▸ **Requirement**
Reproduce every entry exactly, without alteration.

▸ **Records shown**
= = = = = = =
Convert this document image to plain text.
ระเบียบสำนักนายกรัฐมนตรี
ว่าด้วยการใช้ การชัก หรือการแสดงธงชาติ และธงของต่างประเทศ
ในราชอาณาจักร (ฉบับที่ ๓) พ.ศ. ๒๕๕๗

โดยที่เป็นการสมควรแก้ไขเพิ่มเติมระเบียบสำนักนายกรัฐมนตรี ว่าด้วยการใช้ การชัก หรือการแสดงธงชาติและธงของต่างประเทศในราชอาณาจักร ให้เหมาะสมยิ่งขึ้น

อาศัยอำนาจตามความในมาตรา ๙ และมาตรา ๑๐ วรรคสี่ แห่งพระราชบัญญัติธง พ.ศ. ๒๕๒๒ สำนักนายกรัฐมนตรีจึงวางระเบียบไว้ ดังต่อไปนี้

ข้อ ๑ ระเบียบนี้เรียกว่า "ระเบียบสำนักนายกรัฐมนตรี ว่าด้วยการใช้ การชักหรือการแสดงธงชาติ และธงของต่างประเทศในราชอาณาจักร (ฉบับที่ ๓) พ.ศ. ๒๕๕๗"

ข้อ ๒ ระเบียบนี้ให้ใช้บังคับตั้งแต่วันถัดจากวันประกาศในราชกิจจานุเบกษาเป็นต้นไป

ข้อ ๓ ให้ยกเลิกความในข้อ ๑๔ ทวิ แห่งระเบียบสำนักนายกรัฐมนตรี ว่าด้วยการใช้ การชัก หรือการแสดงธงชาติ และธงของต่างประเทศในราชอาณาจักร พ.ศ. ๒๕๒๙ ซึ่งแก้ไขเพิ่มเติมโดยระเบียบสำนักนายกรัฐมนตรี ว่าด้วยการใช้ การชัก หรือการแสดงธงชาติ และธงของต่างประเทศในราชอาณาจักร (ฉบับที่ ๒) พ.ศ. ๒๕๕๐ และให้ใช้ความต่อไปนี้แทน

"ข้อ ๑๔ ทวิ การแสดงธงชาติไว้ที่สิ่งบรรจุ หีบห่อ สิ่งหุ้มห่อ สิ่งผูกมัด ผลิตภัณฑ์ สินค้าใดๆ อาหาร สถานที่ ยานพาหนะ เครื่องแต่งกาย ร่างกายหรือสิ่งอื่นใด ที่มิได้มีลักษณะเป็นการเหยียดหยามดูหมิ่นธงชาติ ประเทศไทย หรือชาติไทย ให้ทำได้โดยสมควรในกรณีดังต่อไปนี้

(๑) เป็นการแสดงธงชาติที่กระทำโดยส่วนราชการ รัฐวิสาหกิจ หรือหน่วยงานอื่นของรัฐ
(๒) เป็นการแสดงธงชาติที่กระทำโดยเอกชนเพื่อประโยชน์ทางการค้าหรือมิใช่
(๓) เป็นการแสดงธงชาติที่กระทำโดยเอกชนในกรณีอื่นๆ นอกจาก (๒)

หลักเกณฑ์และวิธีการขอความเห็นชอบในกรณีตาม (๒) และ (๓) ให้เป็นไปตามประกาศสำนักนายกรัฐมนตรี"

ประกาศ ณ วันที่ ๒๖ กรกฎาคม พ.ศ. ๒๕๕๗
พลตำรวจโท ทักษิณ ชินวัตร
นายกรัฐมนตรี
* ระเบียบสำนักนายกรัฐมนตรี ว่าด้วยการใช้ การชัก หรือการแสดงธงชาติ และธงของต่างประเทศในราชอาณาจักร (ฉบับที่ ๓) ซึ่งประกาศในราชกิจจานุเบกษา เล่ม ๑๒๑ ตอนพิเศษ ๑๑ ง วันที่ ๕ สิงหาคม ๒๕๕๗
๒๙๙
= = = = = = =
▸ **Reply to the exercise**
Convert this document image to plain text.
ระเบียบสำนักนายกรัฐมนตรี
ว่าด้วยการใช้ การชัก หรือการแสดงธงชาติ และธงของต่างประเทศ
ในราชอาณาจักร (ฉบับที่ ๓) พ.ศ. ๒๕๕๗

โดยที่เป็นการสมควรแก้ไขเพิ่มเติมระเบียบสำนักนายกรัฐมนตรี ว่าด้วยการใช้ การชัก หรือการแสดงธงชาติและธงของต่างประเทศในราชอาณาจักร ให้เหมาะสมยิ่งขึ้น

อาศัยอำนาจตามความในมาตรา ๙ และมาตรา ๑๐ วรรคสี่ แห่งพระราชบัญญัติธง พ.ศ. ๒๕๒๒ สำนักนายกรัฐมนตรีจึงวางระเบียบไว้ ดังต่อไปนี้

ข้อ ๑ ระเบียบนี้เรียกว่า "ระเบียบสำนักนายกรัฐมนตรี ว่าด้วยการใช้ การชักหรือการแสดงธงชาติ และธงของต่างประเทศในราชอาณาจักร (ฉบับที่ ๓) พ.ศ. ๒๕๕๗"

ข้อ ๒ ระเบียบนี้ให้ใช้บังคับตั้งแต่วันถัดจากวันประกาศในราชกิจจานุเบกษาเป็นต้นไป

ข้อ ๓ ให้ยกเลิกความในข้อ ๑๔ ทวิ แห่งระเบียบสำนักนายกรัฐมนตรี ว่าด้วยการใช้ การชัก หรือการแสดงธงชาติ และธงของต่างประเทศในราชอาณาจักร พ.ศ. ๒๕๒๙ ซึ่งแก้ไขเพิ่มเติมโดยระเบียบสำนักนายกรัฐมนตรี ว่าด้วยการใช้ การชัก หรือการแสดงธงชาติ และธงของต่างประเทศในราชอาณาจักร (ฉบับที่ ๒) พ.ศ. ๒๕๕๐ และให้ใช้ความต่อไปนี้แทน

"ข้อ ๑๔ ทวิ การแสดงธงชาติไว้ที่สิ่งบรรจุ หีบห่อ สิ่งหุ้มห่อ สิ่งผูกมัด ผลิตภัณฑ์ สินค้าใดๆ อาหาร สถานที่ ยานพาหนะ เครื่องแต่งกาย ร่างกายหรือสิ่งอื่นใด ที่มิได้มีลักษณะเป็นการเหยียดหยามดูหมิ่นธงชาติ ประเทศไทย หรือชาติไทย ให้ทำได้โดยสมควรในกรณีดังต่อไปนี้

(๑) เป็นการแสดงธงชาติที่กระทำโดยส่วนราชการ รัฐวิสาหกิจ หรือหน่วยงานอื่นของรัฐ
(๒) เป็นการแสดงธงชาติที่กระทำโดยเอกชนเพื่อประโยชน์ทางการค้าหรือมิใช่
(๓) เป็นการแสดงธงชาติที่กระทำโดยเอกชนในกรณีอื่นๆ นอกจาก (๒)

หลักเกณฑ์และวิธีการขอความเห็นชอบในกรณีตาม (๒) และ (๓) ให้เป็นไปตามประกาศสำนักนายกรัฐมนตรี"

ประกาศ ณ วันที่ ๒๖ กรกฎาคม พ.ศ. ๒๕๕๗
พลตำรวจโท ทักษิณ ชินวัตร
นายกรัฐมนตรี
* ระเบียบสำนักนายกรัฐมนตรี ว่าด้วยการใช้ การชัก หรือการแสดงธงชาติ และธงของต่างประเทศในราชอาณาจักร (ฉบับที่ ๓) ซึ่งประกาศในราชกิจจานุเบกษา เล่ม ๑๒๑ ตอนพิเศษ ๑๑ ง วันที่ ๕ สิงหาคม ๒๕๕๗
๒๙๙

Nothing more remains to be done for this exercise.